— How to complete this task —
Search the records for "name". Copy every line where it appears.

Extracted records
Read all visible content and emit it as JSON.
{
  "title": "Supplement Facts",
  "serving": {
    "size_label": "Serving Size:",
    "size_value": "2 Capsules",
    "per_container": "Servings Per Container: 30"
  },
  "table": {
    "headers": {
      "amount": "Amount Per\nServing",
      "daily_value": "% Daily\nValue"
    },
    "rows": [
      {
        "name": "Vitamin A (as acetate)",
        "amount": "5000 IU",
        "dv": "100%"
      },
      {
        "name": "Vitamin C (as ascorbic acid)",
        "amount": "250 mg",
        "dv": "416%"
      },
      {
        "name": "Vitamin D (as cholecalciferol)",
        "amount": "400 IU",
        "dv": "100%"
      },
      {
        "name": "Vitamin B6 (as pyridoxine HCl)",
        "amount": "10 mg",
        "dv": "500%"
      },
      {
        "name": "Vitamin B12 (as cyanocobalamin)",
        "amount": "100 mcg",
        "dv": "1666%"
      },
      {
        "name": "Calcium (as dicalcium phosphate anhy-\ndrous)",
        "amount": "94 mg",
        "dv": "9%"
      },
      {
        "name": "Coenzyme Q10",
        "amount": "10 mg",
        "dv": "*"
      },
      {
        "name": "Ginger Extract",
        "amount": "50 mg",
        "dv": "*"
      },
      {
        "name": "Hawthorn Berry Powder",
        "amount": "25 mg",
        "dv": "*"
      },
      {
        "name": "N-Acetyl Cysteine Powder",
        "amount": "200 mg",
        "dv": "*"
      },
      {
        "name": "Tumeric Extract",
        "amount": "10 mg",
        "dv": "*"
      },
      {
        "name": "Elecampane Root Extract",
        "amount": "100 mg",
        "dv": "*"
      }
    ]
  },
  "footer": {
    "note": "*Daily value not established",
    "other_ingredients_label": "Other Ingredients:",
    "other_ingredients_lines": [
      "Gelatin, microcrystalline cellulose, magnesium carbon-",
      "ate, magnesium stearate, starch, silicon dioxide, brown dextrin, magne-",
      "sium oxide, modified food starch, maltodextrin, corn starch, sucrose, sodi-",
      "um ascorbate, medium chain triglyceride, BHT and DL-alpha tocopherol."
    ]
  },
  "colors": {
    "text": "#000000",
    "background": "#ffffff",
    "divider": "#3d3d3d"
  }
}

— Answer to this problem —
        "name": "Vitamin A (as acetate)",
        "name": "Vitamin C (as ascorbic acid)",
        "name": "Vitamin D (as cholecalciferol)",
        "name": "Vitamin B6 (as pyridoxine HCl)",
        "name": "Vitamin B12 (as cyanocobalamin)",
        "name": "Calcium (as dicalcium phosphate anhy-\ndrous)",
        "name": "Coenzyme Q10",
        "name": "Ginger Extract",
        "name": "Hawthorn Berry Powder",
        "name": "N-Acetyl Cysteine Powder",
        "name": "Tumeric Extract",
        "name": "Elecampane Root Extract",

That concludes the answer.